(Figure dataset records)
=-=-=

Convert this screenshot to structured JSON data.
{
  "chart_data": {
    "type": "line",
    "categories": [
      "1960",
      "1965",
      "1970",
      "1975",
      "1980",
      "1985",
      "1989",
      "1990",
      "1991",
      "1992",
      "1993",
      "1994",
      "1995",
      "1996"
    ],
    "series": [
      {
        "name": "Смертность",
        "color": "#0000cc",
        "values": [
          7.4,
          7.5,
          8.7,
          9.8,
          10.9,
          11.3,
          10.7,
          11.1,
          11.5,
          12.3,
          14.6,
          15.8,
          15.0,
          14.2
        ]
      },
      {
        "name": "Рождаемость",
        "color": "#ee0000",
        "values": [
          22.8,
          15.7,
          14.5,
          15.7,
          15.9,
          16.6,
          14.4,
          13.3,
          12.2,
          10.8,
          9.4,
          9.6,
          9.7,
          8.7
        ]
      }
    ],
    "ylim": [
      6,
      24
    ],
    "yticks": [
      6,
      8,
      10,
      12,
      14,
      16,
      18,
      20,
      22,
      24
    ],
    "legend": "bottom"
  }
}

=-=-=

Transcribe each record exactly. Leave nothing out.

• Solution to the problem:
Convert this screenshot to structured JSON data.
{
  "chart_data": {
    "type": "line",
    "categories": [
      "1960",
      "1965",
      "1970",
      "1975",
      "1980",
      "1985",
      "1989",
      "1990",
      "1991",
      "1992",
      "1993",
      "1994",
      "1995",
      "1996"
    ],
    "series": [
      {
        "name": "Смертность",
        "color": "#0000cc",
        "values": [
          7.4,
          7.5,
          8.7,
          9.8,
          10.9,
          11.3,
          10.7,
          11.1,
          11.5,
          12.3,
          14.6,
          15.8,
          15.0,
          14.2
        ]
      },
      {
        "name": "Рождаемость",
        "color": "#ee0000",
        "values": [
          22.8,
          15.7,
          14.5,
          15.7,
          15.9,
          16.6,
          14.4,
          13.3,
          12.2,
          10.8,
          9.4,
          9.6,
          9.7,
          8.7
        ]
      }
    ],
    "ylim": [
      6,
      24
    ],
    "yticks": [
      6,
      8,
      10,
      12,
      14,
      16,
      18,
      20,
      22,
      24
    ],
    "legend": "bottom"
  }
}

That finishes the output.